RECORDS SHOWN
※
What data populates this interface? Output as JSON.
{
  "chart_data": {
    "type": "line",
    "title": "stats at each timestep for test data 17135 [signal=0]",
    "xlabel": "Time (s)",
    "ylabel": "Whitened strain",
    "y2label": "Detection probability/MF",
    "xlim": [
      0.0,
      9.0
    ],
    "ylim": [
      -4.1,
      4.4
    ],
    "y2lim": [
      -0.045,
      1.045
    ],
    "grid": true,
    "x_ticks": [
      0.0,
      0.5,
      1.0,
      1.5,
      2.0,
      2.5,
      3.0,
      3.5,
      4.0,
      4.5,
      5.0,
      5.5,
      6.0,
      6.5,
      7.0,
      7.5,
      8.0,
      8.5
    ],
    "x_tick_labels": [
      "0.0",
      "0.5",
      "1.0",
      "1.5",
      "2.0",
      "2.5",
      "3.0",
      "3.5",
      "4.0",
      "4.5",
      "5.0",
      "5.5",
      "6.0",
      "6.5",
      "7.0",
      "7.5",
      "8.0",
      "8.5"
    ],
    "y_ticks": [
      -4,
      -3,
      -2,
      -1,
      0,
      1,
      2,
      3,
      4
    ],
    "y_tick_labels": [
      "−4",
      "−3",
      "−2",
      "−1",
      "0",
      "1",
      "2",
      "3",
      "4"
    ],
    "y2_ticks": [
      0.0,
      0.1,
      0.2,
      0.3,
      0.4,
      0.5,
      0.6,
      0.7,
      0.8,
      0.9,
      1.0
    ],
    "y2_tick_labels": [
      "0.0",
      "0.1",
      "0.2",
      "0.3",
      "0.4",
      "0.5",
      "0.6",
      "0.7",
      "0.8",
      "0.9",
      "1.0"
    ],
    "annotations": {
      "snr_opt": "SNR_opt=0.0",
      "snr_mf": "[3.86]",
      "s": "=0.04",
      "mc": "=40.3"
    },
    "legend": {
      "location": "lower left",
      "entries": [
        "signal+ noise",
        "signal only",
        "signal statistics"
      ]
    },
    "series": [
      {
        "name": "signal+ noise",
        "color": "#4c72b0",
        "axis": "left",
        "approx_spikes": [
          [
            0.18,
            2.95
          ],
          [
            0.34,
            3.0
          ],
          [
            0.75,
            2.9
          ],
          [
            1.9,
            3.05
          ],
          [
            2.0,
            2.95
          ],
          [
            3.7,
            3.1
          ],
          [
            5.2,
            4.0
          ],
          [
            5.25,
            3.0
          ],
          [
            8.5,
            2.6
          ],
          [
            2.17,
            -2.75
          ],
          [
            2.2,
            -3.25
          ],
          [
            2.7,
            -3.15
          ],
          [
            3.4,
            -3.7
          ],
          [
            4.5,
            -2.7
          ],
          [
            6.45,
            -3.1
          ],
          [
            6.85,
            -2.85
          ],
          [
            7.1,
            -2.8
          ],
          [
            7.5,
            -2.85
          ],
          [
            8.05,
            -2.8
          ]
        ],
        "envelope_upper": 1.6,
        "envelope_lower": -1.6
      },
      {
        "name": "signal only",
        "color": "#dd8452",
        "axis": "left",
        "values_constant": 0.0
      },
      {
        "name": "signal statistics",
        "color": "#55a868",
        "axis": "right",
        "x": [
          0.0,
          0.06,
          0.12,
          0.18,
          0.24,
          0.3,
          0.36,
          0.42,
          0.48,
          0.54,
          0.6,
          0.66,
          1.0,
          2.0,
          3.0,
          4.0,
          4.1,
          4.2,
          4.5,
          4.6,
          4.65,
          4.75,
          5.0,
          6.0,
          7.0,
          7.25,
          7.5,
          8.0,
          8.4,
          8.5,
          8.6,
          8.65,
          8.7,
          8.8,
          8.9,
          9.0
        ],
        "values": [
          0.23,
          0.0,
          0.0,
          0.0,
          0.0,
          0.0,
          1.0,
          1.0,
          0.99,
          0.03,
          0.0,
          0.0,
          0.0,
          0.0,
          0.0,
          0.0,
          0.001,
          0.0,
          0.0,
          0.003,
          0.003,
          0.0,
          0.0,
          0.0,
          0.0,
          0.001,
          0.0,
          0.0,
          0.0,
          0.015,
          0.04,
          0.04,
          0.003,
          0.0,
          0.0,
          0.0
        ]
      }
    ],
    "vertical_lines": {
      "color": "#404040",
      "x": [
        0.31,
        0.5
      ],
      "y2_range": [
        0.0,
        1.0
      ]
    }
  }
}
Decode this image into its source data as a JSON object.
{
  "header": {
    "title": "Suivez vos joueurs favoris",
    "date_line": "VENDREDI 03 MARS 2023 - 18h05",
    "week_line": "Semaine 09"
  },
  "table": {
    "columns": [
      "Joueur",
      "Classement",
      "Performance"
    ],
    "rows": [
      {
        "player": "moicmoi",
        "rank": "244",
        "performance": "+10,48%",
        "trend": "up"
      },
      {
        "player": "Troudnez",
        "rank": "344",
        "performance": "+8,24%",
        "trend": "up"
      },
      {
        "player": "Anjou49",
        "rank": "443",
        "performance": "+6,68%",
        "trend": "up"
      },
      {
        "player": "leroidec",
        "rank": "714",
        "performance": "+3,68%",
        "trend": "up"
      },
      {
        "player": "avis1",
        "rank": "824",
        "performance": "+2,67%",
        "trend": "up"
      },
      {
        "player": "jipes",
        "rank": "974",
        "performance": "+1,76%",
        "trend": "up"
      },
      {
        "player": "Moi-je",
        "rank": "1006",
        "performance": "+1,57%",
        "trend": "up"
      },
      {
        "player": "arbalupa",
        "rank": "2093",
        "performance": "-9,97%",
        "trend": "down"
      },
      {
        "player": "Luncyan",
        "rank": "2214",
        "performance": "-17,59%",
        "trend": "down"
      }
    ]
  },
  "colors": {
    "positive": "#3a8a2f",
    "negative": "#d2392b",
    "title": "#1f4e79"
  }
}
※
TO DO
Restate the listing in full, word for word.

EXERCISE ANSWER
What data populates this interface? Output as JSON.
{
  "chart_data": {
    "type": "line",
    "title": "stats at each timestep for test data 17135 [signal=0]",
    "xlabel": "Time (s)",
    "ylabel": "Whitened strain",
    "y2label": "Detection probability/MF",
    "xlim": [
      0.0,
      9.0
    ],
    "ylim": [
      -4.1,
      4.4
    ],
    "y2lim": [
      -0.045,
      1.045
    ],
    "grid": true,
    "x_ticks": [
      0.0,
      0.5,
      1.0,
      1.5,
      2.0,
      2.5,
      3.0,
      3.5,
      4.0,
      4.5,
      5.0,
      5.5,
      6.0,
      6.5,
      7.0,
      7.5,
      8.0,
      8.5
    ],
    "x_tick_labels": [
      "0.0",
      "0.5",
      "1.0",
      "1.5",
      "2.0",
      "2.5",
      "3.0",
      "3.5",
      "4.0",
      "4.5",
      "5.0",
      "5.5",
      "6.0",
      "6.5",
      "7.0",
      "7.5",
      "8.0",
      "8.5"
    ],
    "y_ticks": [
      -4,
      -3,
      -2,
      -1,
      0,
      1,
      2,
      3,
      4
    ],
    "y_tick_labels": [
      "−4",
      "−3",
      "−2",
      "−1",
      "0",
      "1",
      "2",
      "3",
      "4"
    ],
    "y2_ticks": [
      0.0,
      0.1,
      0.2,
      0.3,
      0.4,
      0.5,
      0.6,
      0.7,
      0.8,
      0.9,
      1.0
    ],
    "y2_tick_labels": [
      "0.0",
      "0.1",
      "0.2",
      "0.3",
      "0.4",
      "0.5",
      "0.6",
      "0.7",
      "0.8",
      "0.9",
      "1.0"
    ],
    "annotations": {
      "snr_opt": "SNR_opt=0.0",
      "snr_mf": "[3.86]",
      "s": "=0.04",
      "mc": "=40.3"
    },
    "legend": {
      "location": "lower left",
      "entries": [
        "signal+ noise",
        "signal only",
        "signal statistics"
      ]
    },
    "series": [
      {
        "name": "signal+ noise",
        "color": "#4c72b0",
        "axis": "left",
        "approx_spikes": [
          [
            0.18,
            2.95
          ],
          [
            0.34,
            3.0
          ],
          [
            0.75,
            2.9
          ],
          [
            1.9,
            3.05
          ],
          [
            2.0,
            2.95
          ],
          [
            3.7,
            3.1
          ],
          [
            5.2,
            4.0
          ],
          [
            5.25,
            3.0
          ],
          [
            8.5,
            2.6
          ],
          [
            2.17,
            -2.75
          ],
          [
            2.2,
            -3.25
          ],
          [
            2.7,
            -3.15
          ],
          [
            3.4,
            -3.7
          ],
          [
            4.5,
            -2.7
          ],
          [
            6.45,
            -3.1
          ],
          [
            6.85,
            -2.85
          ],
          [
            7.1,
            -2.8
          ],
          [
            7.5,
            -2.85
          ],
          [
            8.05,
            -2.8
          ]
        ],
        "envelope_upper": 1.6,
        "envelope_lower": -1.6
      },
      {
        "name": "signal only",
        "color": "#dd8452",
        "axis": "left",
        "values_constant": 0.0
      },
      {
        "name": "signal statistics",
        "color": "#55a868",
        "axis": "right",
        "x": [
          0.0,
          0.06,
          0.12,
          0.18,
          0.24,
          0.3,
          0.36,
          0.42,
          0.48,
          0.54,
          0.6,
          0.66,
          1.0,
          2.0,
          3.0,
          4.0,
          4.1,
          4.2,
          4.5,
          4.6,
          4.65,
          4.75,
          5.0,
          6.0,
          7.0,
          7.25,
          7.5,
          8.0,
          8.4,
          8.5,
          8.6,
          8.65,
          8.7,
          8.8,
          8.9,
          9.0
        ],
        "values": [
          0.23,
          0.0,
          0.0,
          0.0,
          0.0,
          0.0,
          1.0,
          1.0,
          0.99,
          0.03,
          0.0,
          0.0,
          0.0,
          0.0,
          0.0,
          0.0,
          0.001,
          0.0,
          0.0,
          0.003,
          0.003,
          0.0,
          0.0,
          0.0,
          0.0,
          0.001,
          0.0,
          0.0,
          0.0,
          0.015,
          0.04,
          0.04,
          0.003,
          0.0,
          0.0,
          0.0
        ]
      }
    ],
    "vertical_lines": {
      "color": "#404040",
      "x": [
        0.31,
        0.5
      ],
      "y2_range": [
        0.0,
        1.0
      ]
    }
  }
}
Decode this image into its source data as a JSON object.
{
  "header": {
    "title": "Suivez vos joueurs favoris",
    "date_line": "VENDREDI 03 MARS 2023 - 18h05",
    "week_line": "Semaine 09"
  },
  "table": {
    "columns": [
      "Joueur",
      "Classement",
      "Performance"
    ],
    "rows": [
      {
        "player": "moicmoi",
        "rank": "244",
        "performance": "+10,48%",
        "trend": "up"
      },
      {
        "player": "Troudnez",
        "rank": "344",
        "performance": "+8,24%",
        "trend": "up"
      },
      {
        "player": "Anjou49",
        "rank": "443",
        "performance": "+6,68%",
        "trend": "up"
      },
      {
        "player": "leroidec",
        "rank": "714",
        "performance": "+3,68%",
        "trend": "up"
      },
      {
        "player": "avis1",
        "rank": "824",
        "performance": "+2,67%",
        "trend": "up"
      },
      {
        "player": "jipes",
        "rank": "974",
        "performance": "+1,76%",
        "trend": "up"
      },
      {
        "player": "Moi-je",
        "rank": "1006",
        "performance": "+1,57%",
        "trend": "up"
      },
      {
        "player": "arbalupa",
        "rank": "2093",
        "performance": "-9,97%",
        "trend": "down"
      },
      {
        "player": "Luncyan",
        "rank": "2214",
        "performance": "-17,59%",
        "trend": "down"
      }
    ]
  },
  "colors": {
    "positive": "#3a8a2f",
    "negative": "#d2392b",
    "title": "#1f4e79"
  }
}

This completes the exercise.